» Extracted data
══════════

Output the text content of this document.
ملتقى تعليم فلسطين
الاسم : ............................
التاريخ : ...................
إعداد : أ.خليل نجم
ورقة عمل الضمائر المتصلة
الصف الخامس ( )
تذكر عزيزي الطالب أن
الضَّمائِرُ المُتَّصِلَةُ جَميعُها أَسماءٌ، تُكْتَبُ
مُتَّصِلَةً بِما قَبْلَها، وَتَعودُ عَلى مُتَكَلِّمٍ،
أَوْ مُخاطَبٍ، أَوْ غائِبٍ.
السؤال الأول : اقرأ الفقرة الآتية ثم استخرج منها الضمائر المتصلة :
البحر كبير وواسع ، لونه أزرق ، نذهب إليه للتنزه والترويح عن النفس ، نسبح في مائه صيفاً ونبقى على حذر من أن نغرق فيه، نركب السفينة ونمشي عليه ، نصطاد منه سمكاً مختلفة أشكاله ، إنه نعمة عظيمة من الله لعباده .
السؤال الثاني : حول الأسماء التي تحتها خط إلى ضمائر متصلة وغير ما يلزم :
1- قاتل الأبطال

══════════

» Directions for this task
Write the data from above out again, exactly.

» The result
Output the text content of this document.
ملتقى تعليم فلسطين
الاسم : ............................
التاريخ : ...................
إعداد : أ.خليل نجم
ورقة عمل الضمائر المتصلة
الصف الخامس ( )
تذكر عزيزي الطالب أن
الضَّمائِرُ المُتَّصِلَةُ جَميعُها أَسماءٌ، تُكْتَبُ
مُتَّصِلَةً بِما قَبْلَها، وَتَعودُ عَلى مُتَكَلِّمٍ،
أَوْ مُخاطَبٍ، أَوْ غائِبٍ.
السؤال الأول : اقرأ الفقرة الآتية ثم استخرج منها الضمائر المتصلة :
البحر كبير وواسع ، لونه أزرق ، نذهب إليه للتنزه والترويح عن النفس ، نسبح في مائه صيفاً ونبقى على حذر من أن نغرق فيه، نركب السفينة ونمشي عليه ، نصطاد منه سمكاً مختلفة أشكاله ، إنه نعمة عظيمة من الله لعباده .
السؤال الثاني : حول الأسماء التي تحتها خط إلى ضمائر متصلة وغير ما يلزم :
1- قاتل الأبطال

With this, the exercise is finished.